(Stored records)
________________________
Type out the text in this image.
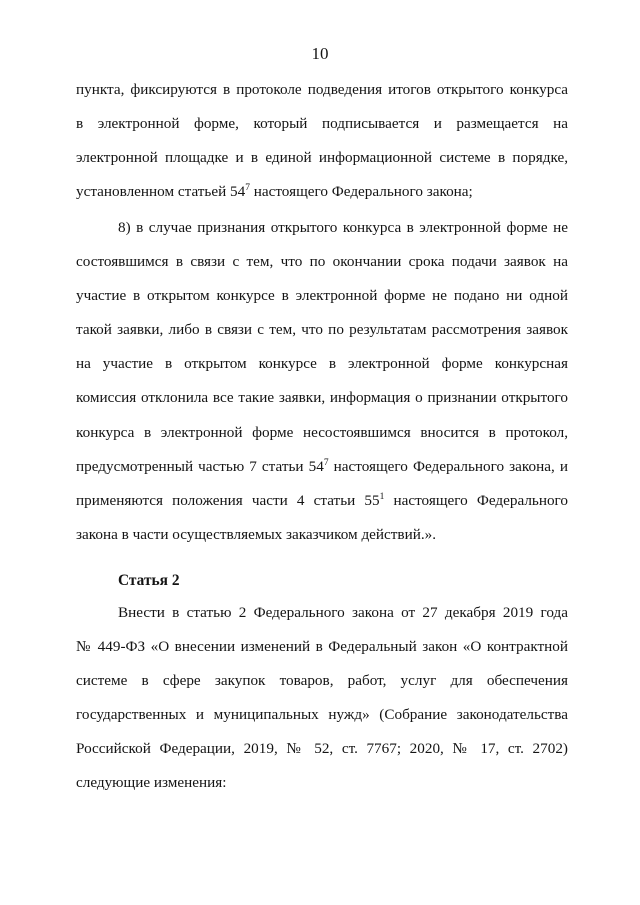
10
пункта, фиксируются в протоколе подведения итогов открытого конкурса
в электронной форме, который подписывается и размещается на
электронной площадке и в единой информационной системе в порядке,
установленном статьей $54^7$ настоящего Федерального закона;
8) в случае признания открытого конкурса в электронной форме не
состоявшимся в связи с тем, что по окончании срока подачи заявок на
участие в открытом конкурсе в электронной форме не подано ни одной
такой заявки, либо в связи с тем, что по результатам рассмотрения заявок
на участие в открытом конкурсе в электронной форме конкурсная
комиссия отклонила все такие заявки, информация о признании открытого
конкурса в электронной форме несостоявшимся вносится в протокол,
предусмотренный частью 7 статьи $54^7$ настоящего Федерального закона, и
применяются положения части 4 статьи $55^1$ настоящего Федерального
закона в части осуществляемых заказчиком действий.».
Статья 2
Внести в статью 2 Федерального закона от 27 декабря 2019 года
№ 449-ФЗ «О внесении изменений в Федеральный закон «О контрактной
системе в сфере закупок товаров, работ, услуг для обеспечения
государственных и муниципальных нужд» (Собрание законодательства
Российской Федерации, 2019, № 52, ст. 7767; 2020, № 17, ст. 2702)
следующие изменения:
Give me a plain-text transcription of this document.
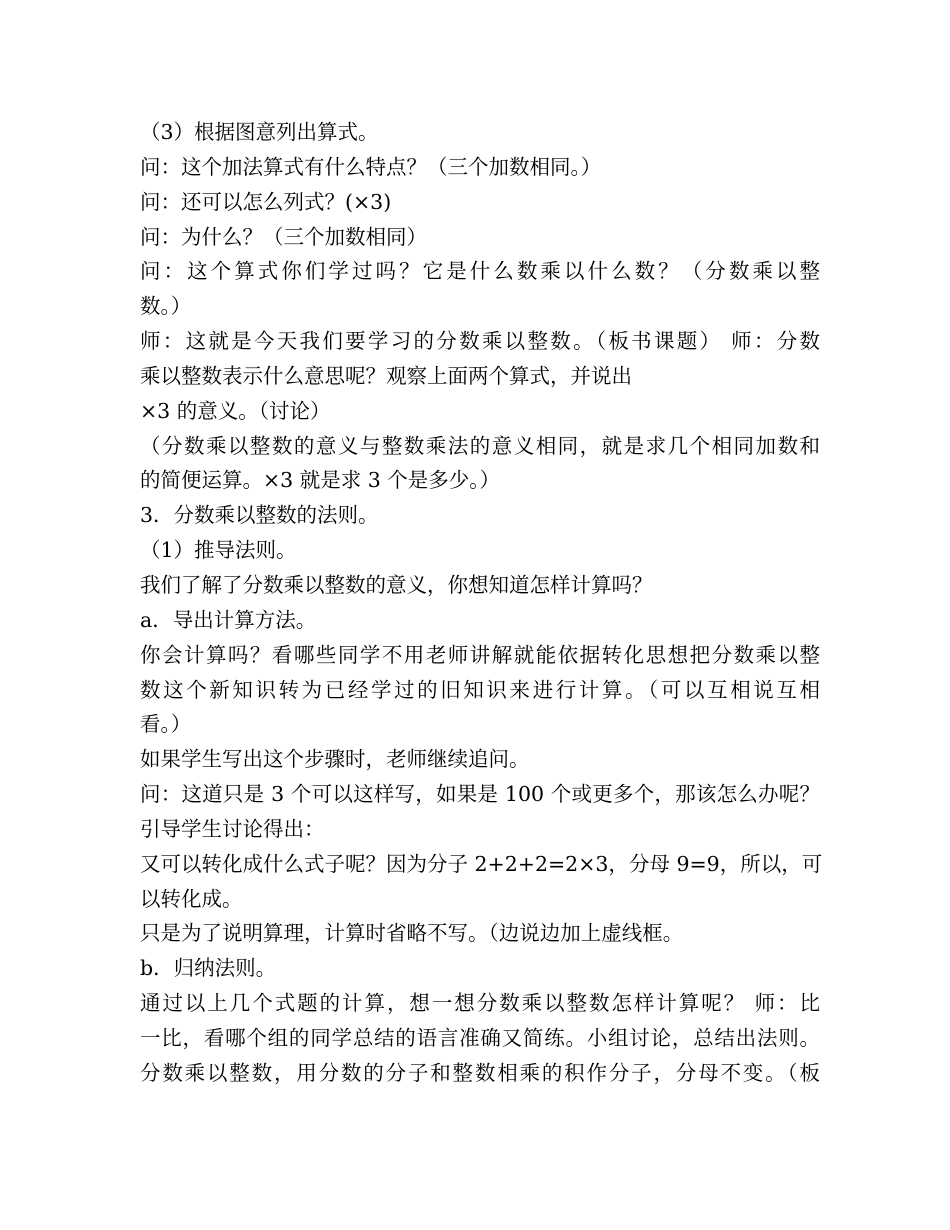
（3）根据图意列出算式。
问：这个加法算式有什么特点？（三个加数相同。）
问：还可以怎么列式？(×3)
问：为什么？（三个加数相同）
问：这个算式你们学过吗？它是什么数乘以什么数？（分数乘以整
数。）
师：这就是今天我们要学习的分数乘以整数。（板书课题） 师：分数
乘以整数表示什么意思呢？观察上面两个算式，并说出
×3 的意义。（讨论）
（分数乘以整数的意义与整数乘法的意义相同，就是求几个相同加数和
的简便运算。×3 就是求 3 个是多少。）
3．分数乘以整数的法则。
（1）推导法则。
我们了解了分数乘以整数的意义，你想知道怎样计算吗？
a．导出计算方法。
你会计算吗？看哪些同学不用老师讲解就能依据转化思想把分数乘以整
数这个新知识转为已经学过的旧知识来进行计算。（可以互相说互相
看。）
如果学生写出这个步骤时，老师继续追问。
问：这道只是 3 个可以这样写，如果是 100 个或更多个，那该怎么办呢？
引导学生讨论得出：
又可以转化成什么式子呢？因为分子 2+2+2=2×3，分母 9=9，所以，可
以转化成。
只是为了说明算理，计算时省略不写。（边说边加上虚线框。
b．归纳法则。
通过以上几个式题的计算，想一想分数乘以整数怎样计算呢？ 师：比
一比，看哪个组的同学总结的语言准确又简练。小组讨论，总结出法则。
分数乘以整数，用分数的分子和整数相乘的积作分子，分母不变。（板
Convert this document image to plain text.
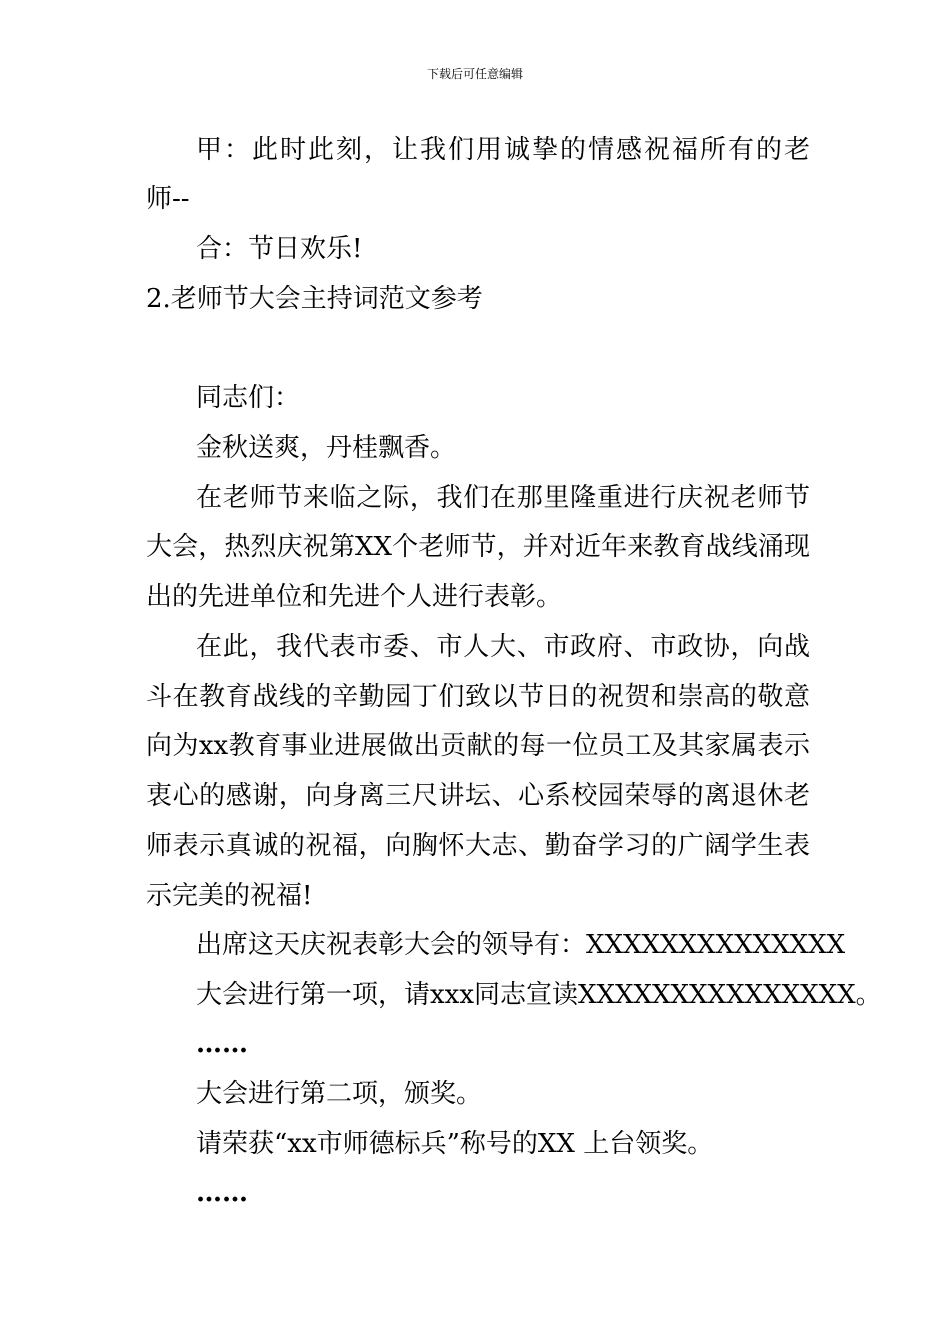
下载后可任意编辑
甲：此时此刻，让我们用诚挚的情感祝福所有的老
师--
合：节日欢乐!
2.老师节大会主持词范文参考
同志们：
金秋送爽，丹桂飘香。
在老师节来临之际，我们在那里隆重进行庆祝老师节
大会，热烈庆祝第XX个老师节，并对近年来教育战线涌现
出的先进单位和先进个人进行表彰。
在此，我代表市委、市人大、市政府、市政协，向战
斗在教育战线的辛勤园丁们致以节日的祝贺和崇高的敬意
向为xx教育事业进展做出贡献的每一位员工及其家属表示
衷心的感谢，向身离三尺讲坛、心系校园荣辱的离退休老
师表示真诚的祝福，向胸怀大志、勤奋学习的广阔学生表
示完美的祝福!
出席这天庆祝表彰大会的领导有：XXXXXXXXXXXXXX
大会进行第一项，请xxx同志宣读XXXXXXXXXXXXXXX。
……
大会进行第二项，颁奖。
请荣获“xx市师德标兵”称号的XX 上台领奖。
……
________________________
Exercise task> Copy each line that holds the word "text".

Solution to the problem>
Type out the text in this image.
Give me a plain-text transcription of this document.
Convert this document image to plain text.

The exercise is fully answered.